Document passage
#####

Reflections, suggestions, questions on being clergy in a religion with no priesthood.
Monday, 23 March 2009
Magic on Wards
‘Will you do spells for me?” is the first question most patients ask me and the answer is always no, for two reasons.
1. Doing spells for the purpose of exerting power over someone or something else on behalf of someone who’s mentally ill has obvious ethical problems.
2. Simply satisfying the superficial desire to exert power doesn’t engage with the feelings that give rise to the desire. Exploring those feelings, though a long and perhaps difficult process, will be more fruitful than waving wands about.
Another good reason, perhaps the best, is that if magic is about changing consciousness at will, and if mentally ill people have trouble with their consciousness in the first place, then we need to be alert to the potential for making life much worse for already distressed people. Moral principles aside, this is dreadful PR for ourselves as individuals and as representatives of a minority religion.

#####

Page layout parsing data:
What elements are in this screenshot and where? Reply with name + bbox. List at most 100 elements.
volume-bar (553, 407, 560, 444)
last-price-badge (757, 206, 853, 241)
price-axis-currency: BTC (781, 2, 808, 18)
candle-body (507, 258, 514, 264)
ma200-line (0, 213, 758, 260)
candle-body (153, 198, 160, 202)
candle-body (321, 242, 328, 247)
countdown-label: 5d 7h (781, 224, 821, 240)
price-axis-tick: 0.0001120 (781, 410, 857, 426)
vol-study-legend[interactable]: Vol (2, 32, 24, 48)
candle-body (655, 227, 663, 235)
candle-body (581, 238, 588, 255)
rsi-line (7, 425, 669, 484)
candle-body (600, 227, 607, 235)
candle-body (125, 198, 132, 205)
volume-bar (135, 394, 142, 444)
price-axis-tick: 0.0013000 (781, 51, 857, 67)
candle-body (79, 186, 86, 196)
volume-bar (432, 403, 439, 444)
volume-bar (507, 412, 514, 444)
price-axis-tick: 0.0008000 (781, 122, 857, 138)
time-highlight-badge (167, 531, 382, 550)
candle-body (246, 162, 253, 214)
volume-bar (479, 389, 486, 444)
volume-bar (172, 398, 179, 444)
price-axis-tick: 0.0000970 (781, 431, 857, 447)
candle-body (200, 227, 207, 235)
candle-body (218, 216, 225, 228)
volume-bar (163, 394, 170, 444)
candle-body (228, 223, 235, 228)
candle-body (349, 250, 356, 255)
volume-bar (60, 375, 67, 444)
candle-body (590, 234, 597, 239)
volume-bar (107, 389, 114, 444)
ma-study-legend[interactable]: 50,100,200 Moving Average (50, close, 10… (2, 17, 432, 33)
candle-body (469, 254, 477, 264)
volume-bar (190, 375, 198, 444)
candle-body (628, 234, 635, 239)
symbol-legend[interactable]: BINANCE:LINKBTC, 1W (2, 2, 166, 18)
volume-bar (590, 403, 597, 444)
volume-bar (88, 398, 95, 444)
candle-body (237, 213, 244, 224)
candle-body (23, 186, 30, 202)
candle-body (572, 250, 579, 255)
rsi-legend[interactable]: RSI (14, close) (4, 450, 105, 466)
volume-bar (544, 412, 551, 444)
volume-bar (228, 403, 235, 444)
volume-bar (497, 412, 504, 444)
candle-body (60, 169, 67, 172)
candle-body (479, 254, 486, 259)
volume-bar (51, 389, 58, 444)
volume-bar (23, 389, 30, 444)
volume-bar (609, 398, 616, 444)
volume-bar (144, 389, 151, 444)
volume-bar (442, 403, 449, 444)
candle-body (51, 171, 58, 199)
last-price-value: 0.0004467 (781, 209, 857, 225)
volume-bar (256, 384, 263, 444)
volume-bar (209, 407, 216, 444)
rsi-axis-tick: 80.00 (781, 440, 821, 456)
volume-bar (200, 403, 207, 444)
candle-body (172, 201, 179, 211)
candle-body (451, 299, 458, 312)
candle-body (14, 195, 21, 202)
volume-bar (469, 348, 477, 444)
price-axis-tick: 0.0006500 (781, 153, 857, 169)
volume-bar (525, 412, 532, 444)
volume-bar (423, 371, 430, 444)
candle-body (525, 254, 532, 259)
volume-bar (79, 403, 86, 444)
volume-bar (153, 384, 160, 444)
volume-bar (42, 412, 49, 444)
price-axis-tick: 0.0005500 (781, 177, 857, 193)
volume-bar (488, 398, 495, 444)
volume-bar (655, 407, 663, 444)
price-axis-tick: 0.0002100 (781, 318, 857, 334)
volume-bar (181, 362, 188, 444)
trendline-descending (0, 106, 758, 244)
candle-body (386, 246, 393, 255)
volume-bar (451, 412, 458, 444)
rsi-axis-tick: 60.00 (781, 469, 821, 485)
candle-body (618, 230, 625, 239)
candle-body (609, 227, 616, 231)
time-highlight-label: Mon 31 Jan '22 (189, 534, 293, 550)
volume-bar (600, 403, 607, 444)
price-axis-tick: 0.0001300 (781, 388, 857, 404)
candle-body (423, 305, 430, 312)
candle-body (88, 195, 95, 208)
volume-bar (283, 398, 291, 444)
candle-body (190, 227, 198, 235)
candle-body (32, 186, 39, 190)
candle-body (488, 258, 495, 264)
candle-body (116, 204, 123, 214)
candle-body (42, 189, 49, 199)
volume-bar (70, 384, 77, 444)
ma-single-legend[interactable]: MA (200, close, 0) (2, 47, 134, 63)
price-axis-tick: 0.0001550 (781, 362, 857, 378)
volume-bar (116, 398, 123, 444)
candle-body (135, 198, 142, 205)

#####

What to work on
Reproduce the passage of the post on magic on wards from "1. Doing spells" to "a minority religion.", keeping every word and punctuation mark unchanged.

Solution
1. Doing spells for the purpose of exerting power over someone or something else on behalf of someone who’s mentally ill has obvious ethical problems.
2. Simply satisfying the superficial desire to exert power doesn’t engage with the feelings that give rise to the desire. Exploring those feelings, though a long and perhaps difficult process, will be more fruitful than waving wands about.
Another good reason, perhaps the best, is that if magic is about changing consciousness at will, and if mentally ill people have trouble with their consciousness in the first place, then we need to be alert to the potential for making life much worse for already distressed people. Moral principles aside, this is dreadful PR for ourselves as individuals and as representatives of a minority religion.